--- 文書抜粋 ---

大学生になって、バイトやボランティアなどで、年齢関わらず人と話すことが増えました。間を持たすためだけの会話だけでなく、自分のためになる会話がしたいと思い、読んだ作品です。
いいことが書いてあった気がするのですが、これを書いている2024年12月現在、あまり内容を覚えていません。もったいないことをしました。


52. 小説 星を追う子ども

原著:新海誠
著:あきさかあさひ
出版年:2017
出版社:角川文庫

忙しい母を持つアスナの前にある日、アガルタという未知のところから来たシュンと名乗る少年があらわれます。心を通わせた二人ですが、その幸せは突然に消えてしまいました。シュンとうり二つの弟シンと、亡き妻との再会を望むアスナの教師モリサキとともに、アスナはアガルタへの扉を開く旅にでます。

--- 課題 ---
文書抜粋について、次の問いに答えてください。
(a) 筆者は、大学生になって何が増えたと書いていますか。
(b) 『小説 星を追う子ども』の出版社はどこですか。
(c) アスナの前にあらわれた少年は何と名乗り、どこから来ましたか。

--- 保存済みの行 ---
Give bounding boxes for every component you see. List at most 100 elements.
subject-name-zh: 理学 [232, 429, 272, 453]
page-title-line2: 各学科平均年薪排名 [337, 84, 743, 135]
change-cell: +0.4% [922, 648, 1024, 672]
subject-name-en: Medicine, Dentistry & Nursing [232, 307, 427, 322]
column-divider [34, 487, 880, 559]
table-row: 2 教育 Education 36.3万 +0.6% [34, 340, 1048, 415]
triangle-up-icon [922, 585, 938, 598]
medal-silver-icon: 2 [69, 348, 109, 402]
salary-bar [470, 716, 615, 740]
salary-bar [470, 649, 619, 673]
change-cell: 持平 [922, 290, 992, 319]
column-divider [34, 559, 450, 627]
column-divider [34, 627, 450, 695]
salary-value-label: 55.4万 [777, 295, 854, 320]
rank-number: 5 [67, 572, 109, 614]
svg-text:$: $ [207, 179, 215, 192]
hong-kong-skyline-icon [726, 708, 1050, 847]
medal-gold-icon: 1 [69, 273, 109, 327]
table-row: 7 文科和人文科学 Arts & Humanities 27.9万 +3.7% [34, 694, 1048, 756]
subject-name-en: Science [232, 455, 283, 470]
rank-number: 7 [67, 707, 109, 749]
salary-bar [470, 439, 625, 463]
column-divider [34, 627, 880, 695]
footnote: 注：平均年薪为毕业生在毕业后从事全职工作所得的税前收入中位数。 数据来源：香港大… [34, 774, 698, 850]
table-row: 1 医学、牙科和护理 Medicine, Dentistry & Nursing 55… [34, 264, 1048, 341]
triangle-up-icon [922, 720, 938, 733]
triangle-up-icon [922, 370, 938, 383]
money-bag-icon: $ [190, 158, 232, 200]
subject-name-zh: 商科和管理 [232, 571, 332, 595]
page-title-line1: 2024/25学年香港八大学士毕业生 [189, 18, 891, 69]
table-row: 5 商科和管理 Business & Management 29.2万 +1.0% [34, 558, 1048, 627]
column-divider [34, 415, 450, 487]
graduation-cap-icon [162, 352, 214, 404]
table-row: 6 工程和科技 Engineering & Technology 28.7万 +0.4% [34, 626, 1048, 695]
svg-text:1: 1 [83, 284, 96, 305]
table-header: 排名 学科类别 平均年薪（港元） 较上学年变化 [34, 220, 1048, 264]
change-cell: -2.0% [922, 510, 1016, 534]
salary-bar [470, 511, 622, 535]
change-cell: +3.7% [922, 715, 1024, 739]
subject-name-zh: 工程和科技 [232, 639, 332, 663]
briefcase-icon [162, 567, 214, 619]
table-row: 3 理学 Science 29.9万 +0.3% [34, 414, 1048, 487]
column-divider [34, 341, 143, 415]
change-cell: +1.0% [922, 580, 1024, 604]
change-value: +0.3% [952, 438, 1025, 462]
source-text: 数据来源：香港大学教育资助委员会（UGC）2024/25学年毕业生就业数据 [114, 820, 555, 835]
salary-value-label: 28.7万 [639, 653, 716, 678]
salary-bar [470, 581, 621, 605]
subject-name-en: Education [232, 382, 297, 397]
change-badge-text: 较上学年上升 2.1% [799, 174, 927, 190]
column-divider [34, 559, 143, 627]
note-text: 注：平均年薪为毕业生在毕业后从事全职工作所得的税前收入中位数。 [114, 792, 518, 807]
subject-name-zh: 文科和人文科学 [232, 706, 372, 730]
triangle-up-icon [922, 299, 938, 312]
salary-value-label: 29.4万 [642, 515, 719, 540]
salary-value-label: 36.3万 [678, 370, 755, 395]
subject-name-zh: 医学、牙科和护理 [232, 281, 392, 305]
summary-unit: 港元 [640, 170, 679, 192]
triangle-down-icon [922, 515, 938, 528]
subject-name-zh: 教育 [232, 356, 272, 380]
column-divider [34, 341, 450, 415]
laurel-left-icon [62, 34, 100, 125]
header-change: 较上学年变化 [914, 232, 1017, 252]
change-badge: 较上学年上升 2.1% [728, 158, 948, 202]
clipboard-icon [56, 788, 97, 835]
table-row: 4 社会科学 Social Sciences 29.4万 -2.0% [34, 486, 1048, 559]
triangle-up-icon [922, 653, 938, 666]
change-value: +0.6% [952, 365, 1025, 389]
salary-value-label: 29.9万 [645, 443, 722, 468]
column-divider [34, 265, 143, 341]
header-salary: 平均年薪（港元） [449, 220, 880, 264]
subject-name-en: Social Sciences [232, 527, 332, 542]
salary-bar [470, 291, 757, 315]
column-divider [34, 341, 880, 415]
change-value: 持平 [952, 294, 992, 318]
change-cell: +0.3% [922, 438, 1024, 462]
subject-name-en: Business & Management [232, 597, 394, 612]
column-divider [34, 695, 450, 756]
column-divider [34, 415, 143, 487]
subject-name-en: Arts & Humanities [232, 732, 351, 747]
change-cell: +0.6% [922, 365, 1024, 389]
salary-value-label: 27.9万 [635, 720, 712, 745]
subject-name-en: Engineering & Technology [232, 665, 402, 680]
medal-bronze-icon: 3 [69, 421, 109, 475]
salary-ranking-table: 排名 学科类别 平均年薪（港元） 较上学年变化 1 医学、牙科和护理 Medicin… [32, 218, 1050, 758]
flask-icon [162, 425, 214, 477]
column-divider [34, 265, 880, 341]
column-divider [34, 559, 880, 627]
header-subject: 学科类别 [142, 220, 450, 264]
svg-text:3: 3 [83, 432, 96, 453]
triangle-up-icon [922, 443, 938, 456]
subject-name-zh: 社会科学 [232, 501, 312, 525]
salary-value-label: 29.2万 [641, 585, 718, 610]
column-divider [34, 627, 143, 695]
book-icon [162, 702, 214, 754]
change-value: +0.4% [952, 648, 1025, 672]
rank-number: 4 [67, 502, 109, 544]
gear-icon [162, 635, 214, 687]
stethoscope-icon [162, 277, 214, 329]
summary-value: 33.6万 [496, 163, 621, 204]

--- 回答 ---
(a) バイトやボランティアなどで、年齢に関わらず人と話すことが増えました。
(b) 出版社は角川文庫です。
(c) 少年はシュンと名乗り、アガルタという未知のところから来ました。